Required task: Determine which lines of the records include the word "prediction", and copy them.

Task material:
=======

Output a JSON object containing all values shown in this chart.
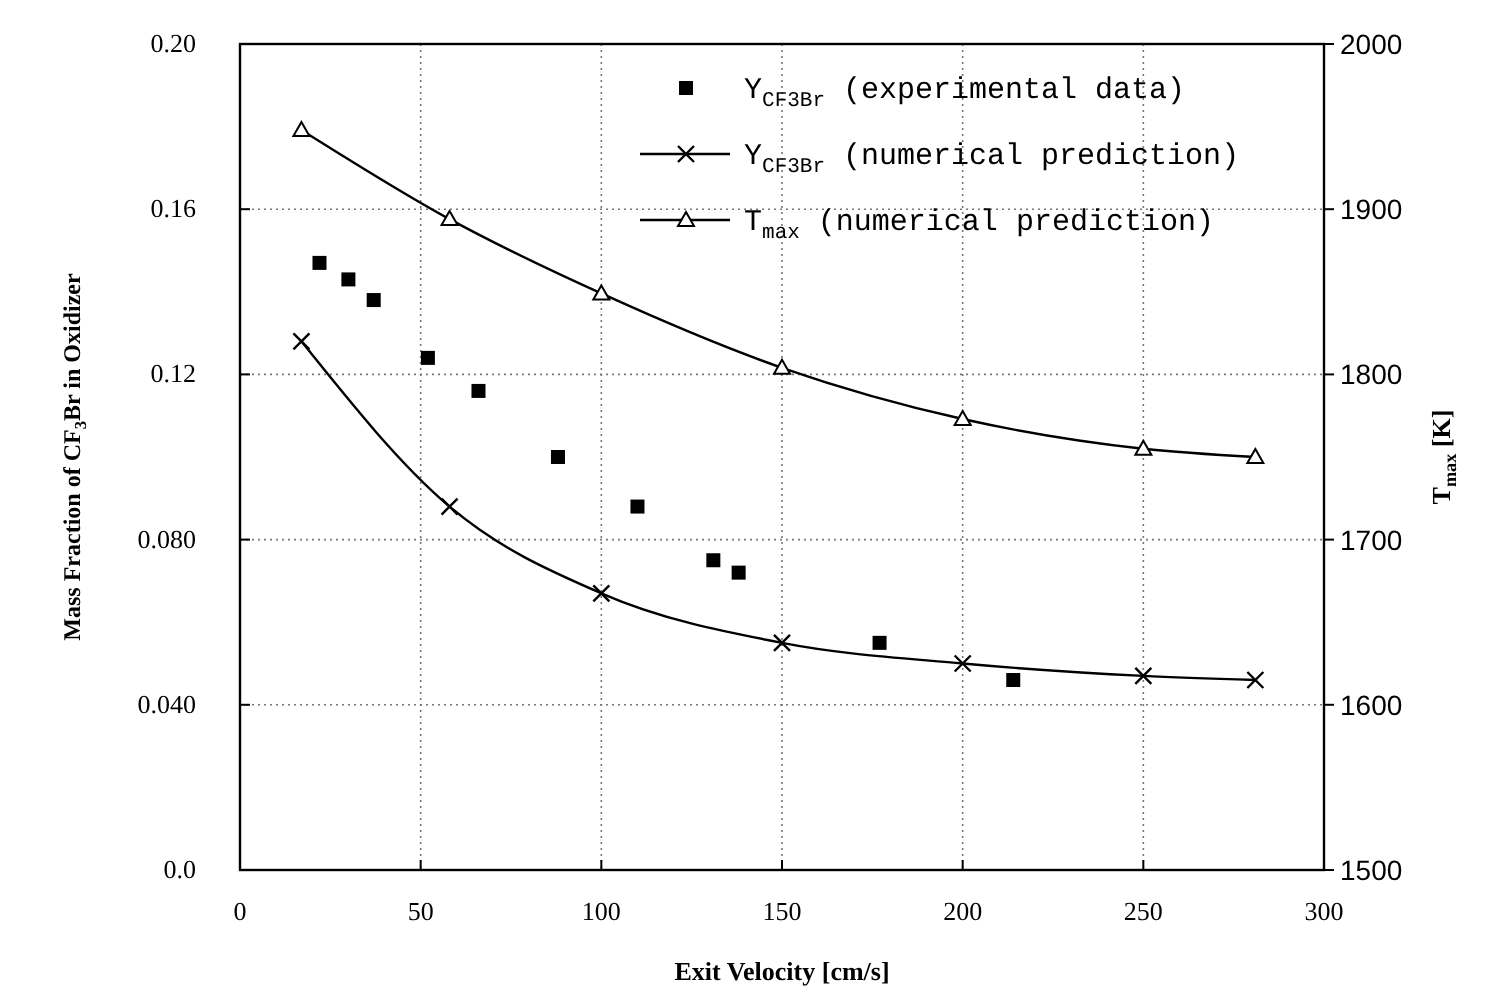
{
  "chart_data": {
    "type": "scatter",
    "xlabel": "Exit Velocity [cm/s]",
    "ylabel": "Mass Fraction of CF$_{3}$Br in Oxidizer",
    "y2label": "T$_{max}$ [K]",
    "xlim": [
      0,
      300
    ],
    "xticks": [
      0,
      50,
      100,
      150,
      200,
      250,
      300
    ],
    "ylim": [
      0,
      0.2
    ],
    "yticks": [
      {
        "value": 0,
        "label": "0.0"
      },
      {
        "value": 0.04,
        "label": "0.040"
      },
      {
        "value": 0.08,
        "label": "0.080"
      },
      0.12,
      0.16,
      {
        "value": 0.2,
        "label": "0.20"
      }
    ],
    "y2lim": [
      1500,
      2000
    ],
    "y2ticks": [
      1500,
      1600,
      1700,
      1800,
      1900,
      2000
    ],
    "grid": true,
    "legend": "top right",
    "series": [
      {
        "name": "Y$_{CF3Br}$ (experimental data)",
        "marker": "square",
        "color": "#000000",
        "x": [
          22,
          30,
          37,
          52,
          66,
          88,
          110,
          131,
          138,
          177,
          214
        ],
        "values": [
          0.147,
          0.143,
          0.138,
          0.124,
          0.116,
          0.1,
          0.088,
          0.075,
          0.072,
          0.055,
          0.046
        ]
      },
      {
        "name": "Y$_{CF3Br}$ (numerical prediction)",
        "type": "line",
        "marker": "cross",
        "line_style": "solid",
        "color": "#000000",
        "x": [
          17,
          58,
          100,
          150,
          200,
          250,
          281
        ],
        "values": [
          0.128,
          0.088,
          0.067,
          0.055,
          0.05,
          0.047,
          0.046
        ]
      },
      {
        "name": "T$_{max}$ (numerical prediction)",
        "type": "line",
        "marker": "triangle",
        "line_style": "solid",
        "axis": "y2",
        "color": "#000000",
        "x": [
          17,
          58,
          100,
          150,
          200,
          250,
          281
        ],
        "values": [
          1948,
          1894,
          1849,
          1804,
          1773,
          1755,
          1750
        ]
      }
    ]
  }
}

=======

Exercise result:
        "name": "Y$_{CF3Br}$ (numerical prediction)",
        "name": "T$_{max}$ (numerical prediction)",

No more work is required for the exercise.